-------- Excerpt to read

Standard Chartered Faces Fresh 1MDB Claims as $1.5 Billion Buyback Nears the $1 Billion Mark

Standard Chartered Faces Fresh 1MDB Claims as $1.5 Billion Buyback Nears the $1 Billion Mark

May 15, 2026

Singapore, May 15, 2026, 21:04 (SGT)

  • A Singapore judge has cleared the way for liquidators to bring new statutory claims against Standard Chartered Bank tied to the 1MDB scandal.
  • Standard Chartered said it plans to fight the case, adding that the shell companies misled the bank.
  • The lender isn’t slowing on its buyback—$982.5 million had been put to work as of May 13.

Standard Chartered PLC is back in the 1MDB legal fight. On Friday, liquidators pointed to a Singapore High Court decision they say clears the way for new statutory claims against the bank’s Singapore unit. The case centers on three British Virgin Islands entities tied to the massive Malaysian fund scandal.

Timing isn’t on Standard Chartered’s side. The London-listed lender is in the middle of a $1.5 billion buyback, just as investors are eyeing banks with exposure to Asia and the Middle East to see if they’ll have to shoulder higher credit costs from the Iran conflict.

Liquidators working to recover assets for 1Malaysia Development Berhad say the Singapore court’s decision clears the way for statutory claims to be brought shortly against Standard Chartered Bank and BSI Bank in Singapore, tied to what they allege was the banks’ involvement in enabling the fraud. Statutory claims, unlike regular civil ones, are established under the law.

----------------
-------- Excerpted data

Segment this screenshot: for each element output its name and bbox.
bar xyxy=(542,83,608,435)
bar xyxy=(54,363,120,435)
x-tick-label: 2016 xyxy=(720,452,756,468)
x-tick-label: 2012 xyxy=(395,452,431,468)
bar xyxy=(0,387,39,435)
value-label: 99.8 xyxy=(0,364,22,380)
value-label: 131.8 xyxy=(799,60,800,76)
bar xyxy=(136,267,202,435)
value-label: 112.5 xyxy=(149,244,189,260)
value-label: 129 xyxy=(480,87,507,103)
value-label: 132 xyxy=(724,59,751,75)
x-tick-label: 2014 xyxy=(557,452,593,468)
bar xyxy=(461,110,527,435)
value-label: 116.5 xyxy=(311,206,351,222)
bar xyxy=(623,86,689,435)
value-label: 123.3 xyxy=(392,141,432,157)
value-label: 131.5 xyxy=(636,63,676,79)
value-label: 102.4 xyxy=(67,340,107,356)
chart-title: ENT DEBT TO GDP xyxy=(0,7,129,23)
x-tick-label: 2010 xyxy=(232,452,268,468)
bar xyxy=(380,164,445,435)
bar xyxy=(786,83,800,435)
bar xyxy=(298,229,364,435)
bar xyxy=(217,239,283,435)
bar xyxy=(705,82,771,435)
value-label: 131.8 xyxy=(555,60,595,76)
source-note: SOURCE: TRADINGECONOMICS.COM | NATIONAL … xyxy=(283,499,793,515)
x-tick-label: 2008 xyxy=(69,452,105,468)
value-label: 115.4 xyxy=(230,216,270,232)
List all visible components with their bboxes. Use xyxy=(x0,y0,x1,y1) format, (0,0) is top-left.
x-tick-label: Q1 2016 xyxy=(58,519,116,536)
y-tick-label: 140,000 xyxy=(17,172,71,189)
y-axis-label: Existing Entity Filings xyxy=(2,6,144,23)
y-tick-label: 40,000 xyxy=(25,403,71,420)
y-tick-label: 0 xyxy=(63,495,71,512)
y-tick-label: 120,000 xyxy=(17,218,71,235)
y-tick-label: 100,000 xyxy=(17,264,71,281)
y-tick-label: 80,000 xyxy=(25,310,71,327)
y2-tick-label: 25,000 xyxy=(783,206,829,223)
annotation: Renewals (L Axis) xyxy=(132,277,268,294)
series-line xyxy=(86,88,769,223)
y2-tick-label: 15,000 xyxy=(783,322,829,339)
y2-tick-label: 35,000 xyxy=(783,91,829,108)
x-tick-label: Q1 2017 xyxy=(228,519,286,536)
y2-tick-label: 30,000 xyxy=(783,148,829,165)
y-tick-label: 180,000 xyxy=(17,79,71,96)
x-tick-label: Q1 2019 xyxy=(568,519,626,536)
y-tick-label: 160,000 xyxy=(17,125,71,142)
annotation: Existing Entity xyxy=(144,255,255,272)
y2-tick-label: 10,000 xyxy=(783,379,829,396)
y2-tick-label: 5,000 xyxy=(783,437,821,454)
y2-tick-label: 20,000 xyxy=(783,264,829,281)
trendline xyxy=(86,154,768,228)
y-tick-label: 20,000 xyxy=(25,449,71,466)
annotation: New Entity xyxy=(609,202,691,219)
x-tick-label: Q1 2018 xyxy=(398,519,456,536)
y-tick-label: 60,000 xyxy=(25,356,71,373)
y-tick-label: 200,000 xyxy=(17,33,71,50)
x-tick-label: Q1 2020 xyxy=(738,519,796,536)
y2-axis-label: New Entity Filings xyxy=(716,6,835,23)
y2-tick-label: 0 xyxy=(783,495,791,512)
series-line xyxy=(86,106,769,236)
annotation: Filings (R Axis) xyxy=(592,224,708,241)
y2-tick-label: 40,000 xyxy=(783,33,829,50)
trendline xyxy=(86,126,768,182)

----------------

# [Directions]
a: From the article on Standard Chartered and the 1MDB claims, output the passage that begins at the words "Singapore, May 15, 2026, 21:04" and stops after "misled the bank.", reproducing it word for word.
b: According to the article on Standard Chartered and the 1MDB claims, how much of its buyback had the lender put to work as of May 13?

# [Task answers]
a:
Singapore, May 15, 2026, 21:04 (SGT)

  • A Singapore judge has cleared the way for liquidators to bring new statutory claims against Standard Chartered Bank tied to the 1MDB scandal.
  • Standard Chartered said it plans to fight the case, adding that the shell companies misled the bank.

b: $982.5 million